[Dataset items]
■ ■ ■

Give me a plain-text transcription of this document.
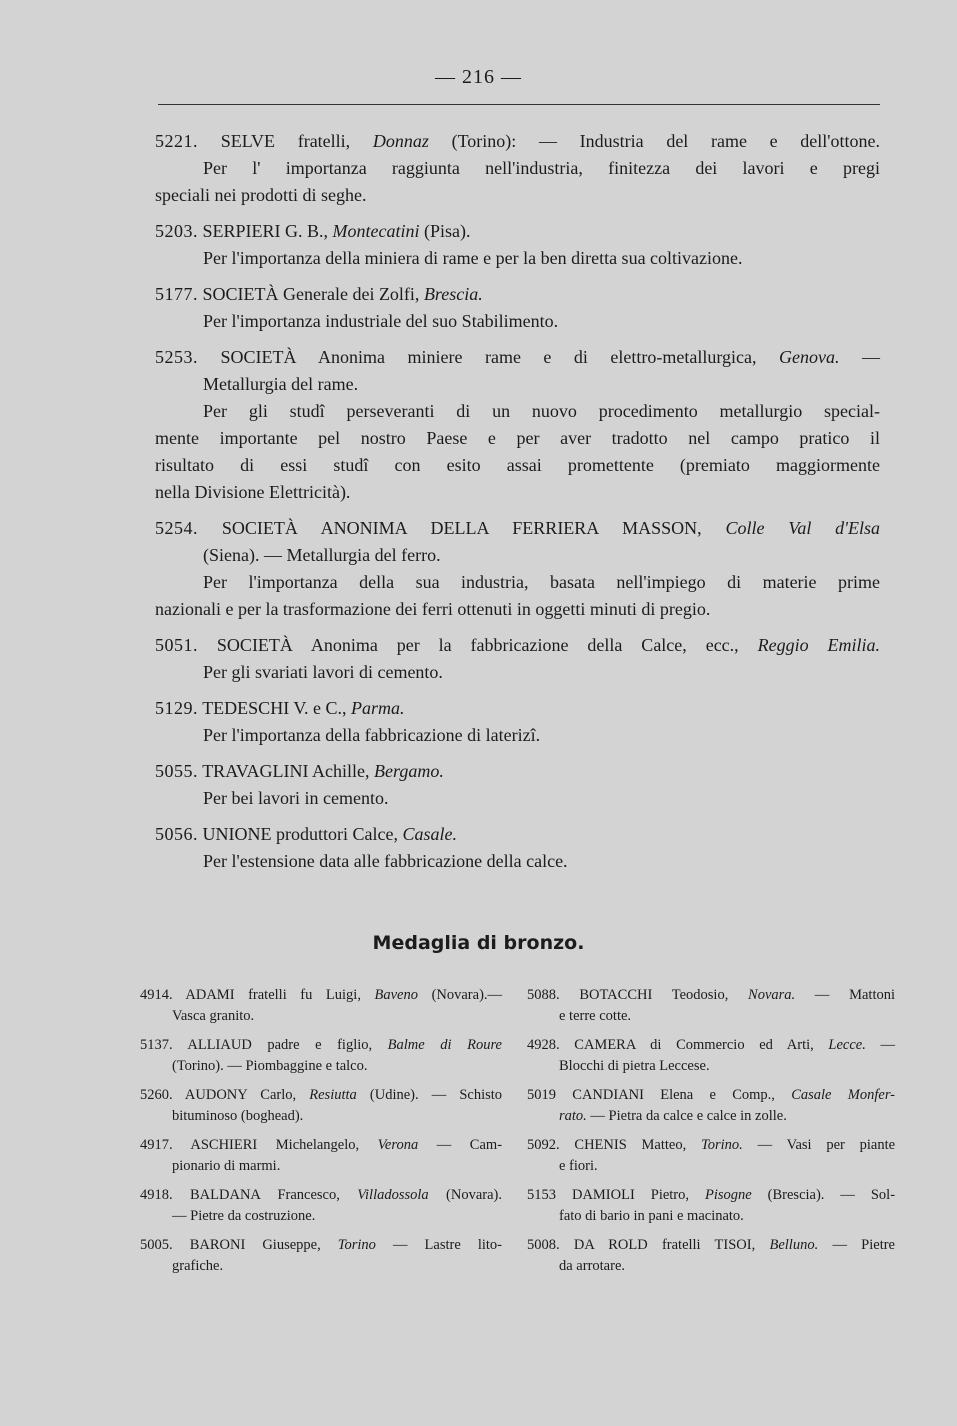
— 216 —
5221. SELVE fratelli, Donnaz (Torino): — Industria del rame e dell'ottone.
Per l' importanza raggiunta nell'industria, finitezza dei lavori e pregi
speciali nei prodotti di seghe.
5203. SERPIERI G. B., Montecatini (Pisa).
Per l'importanza della miniera di rame e per la ben diretta sua coltivazione.
5177. SOCIETÀ Generale dei Zolfi, Brescia.
Per l'importanza industriale del suo Stabilimento.
5253. SOCIETÀ Anonima miniere rame e di elettro-metallurgica, Genova. —
Metallurgia del rame.
Per gli studî perseveranti di un nuovo procedimento metallurgio special-
mente importante pel nostro Paese e per aver tradotto nel campo pratico il
risultato di essi studî con esito assai promettente (premiato maggiormente
nella Divisione Elettricità).
5254. SOCIETÀ ANONIMA DELLA FERRIERA MASSON, Colle Val d'Elsa
(Siena). — Metallurgia del ferro.
Per l'importanza della sua industria, basata nell'impiego di materie prime
nazionali e per la trasformazione dei ferri ottenuti in oggetti minuti di pregio.
5051. SOCIETÀ Anonima per la fabbricazione della Calce, ecc., Reggio Emilia.
Per gli svariati lavori di cemento.
5129. TEDESCHI V. e C., Parma.
Per l'importanza della fabbricazione di laterizî.
5055. TRAVAGLINI Achille, Bergamo.
Per bei lavori in cemento.
5056. UNIONE produttori Calce, Casale.
Per l'estensione data alle fabbricazione della calce.
Medaglia di bronzo.
4914. ADAMI fratelli fu Luigi, Baveno (Novara).—
Vasca granito.
5137. ALLIAUD padre e figlio, Balme di Roure
(Torino). — Piombaggine e talco.
5260. AUDONY Carlo, Resiutta (Udine). — Schisto
bituminoso (boghead).
4917. ASCHIERI Michelangelo, Verona — Cam-
pionario di marmi.
4918. BALDANA Francesco, Villadossola (Novara).
— Pietre da costruzione.
5005. BARONI Giuseppe, Torino — Lastre lito-
grafiche.
5088. BOTACCHI Teodosio, Novara. — Mattoni
e terre cotte.
4928. CAMERA di Commercio ed Arti, Lecce. —
Blocchi di pietra Leccese.
5019 CANDIANI Elena e Comp., Casale Monfer-
rato. — Pietra da calce e calce in zolle.
5092. CHENIS Matteo, Torino. — Vasi per piante
e fiori.
5153 DAMIOLI Pietro, Pisogne (Brescia). — Sol-
fato di bario in pani e macinato.
5008. DA ROLD fratelli TISOI, Belluno. — Pietre
da arrotare.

■ ■ ■

### What is asked
Print each record exactly as it stands, leaving the images out.

### The response
Give me a plain-text transcription of this document.
— 216 —
5221. SELVE fratelli, Donnaz (Torino): — Industria del rame e dell'ottone.
Per l' importanza raggiunta nell'industria, finitezza dei lavori e pregi
speciali nei prodotti di seghe.
5203. SERPIERI G. B., Montecatini (Pisa).
Per l'importanza della miniera di rame e per la ben diretta sua coltivazione.
5177. SOCIETÀ Generale dei Zolfi, Brescia.
Per l'importanza industriale del suo Stabilimento.
5253. SOCIETÀ Anonima miniere rame e di elettro-metallurgica, Genova. —
Metallurgia del rame.
Per gli studî perseveranti di un nuovo procedimento metallurgio special-
mente importante pel nostro Paese e per aver tradotto nel campo pratico il
risultato di essi studî con esito assai promettente (premiato maggiormente
nella Divisione Elettricità).
5254. SOCIETÀ ANONIMA DELLA FERRIERA MASSON, Colle Val d'Elsa
(Siena). — Metallurgia del ferro.
Per l'importanza della sua industria, basata nell'impiego di materie prime
nazionali e per la trasformazione dei ferri ottenuti in oggetti minuti di pregio.
5051. SOCIETÀ Anonima per la fabbricazione della Calce, ecc., Reggio Emilia.
Per gli svariati lavori di cemento.
5129. TEDESCHI V. e C., Parma.
Per l'importanza della fabbricazione di laterizî.
5055. TRAVAGLINI Achille, Bergamo.
Per bei lavori in cemento.
5056. UNIONE produttori Calce, Casale.
Per l'estensione data alle fabbricazione della calce.
Medaglia di bronzo.
4914. ADAMI fratelli fu Luigi, Baveno (Novara).—
Vasca granito.
5137. ALLIAUD padre e figlio, Balme di Roure
(Torino). — Piombaggine e talco.
5260. AUDONY Carlo, Resiutta (Udine). — Schisto
bituminoso (boghead).
4917. ASCHIERI Michelangelo, Verona — Cam-
pionario di marmi.
4918. BALDANA Francesco, Villadossola (Novara).
— Pietre da costruzione.
5005. BARONI Giuseppe, Torino — Lastre lito-
grafiche.
5088. BOTACCHI Teodosio, Novara. — Mattoni
e terre cotte.
4928. CAMERA di Commercio ed Arti, Lecce. —
Blocchi di pietra Leccese.
5019 CANDIANI Elena e Comp., Casale Monfer-
rato. — Pietra da calce e calce in zolle.
5092. CHENIS Matteo, Torino. — Vasi per piante
e fiori.
5153 DAMIOLI Pietro, Pisogne (Brescia). — Sol-
fato di bario in pani e macinato.
5008. DA ROLD fratelli TISOI, Belluno. — Pietre
da arrotare.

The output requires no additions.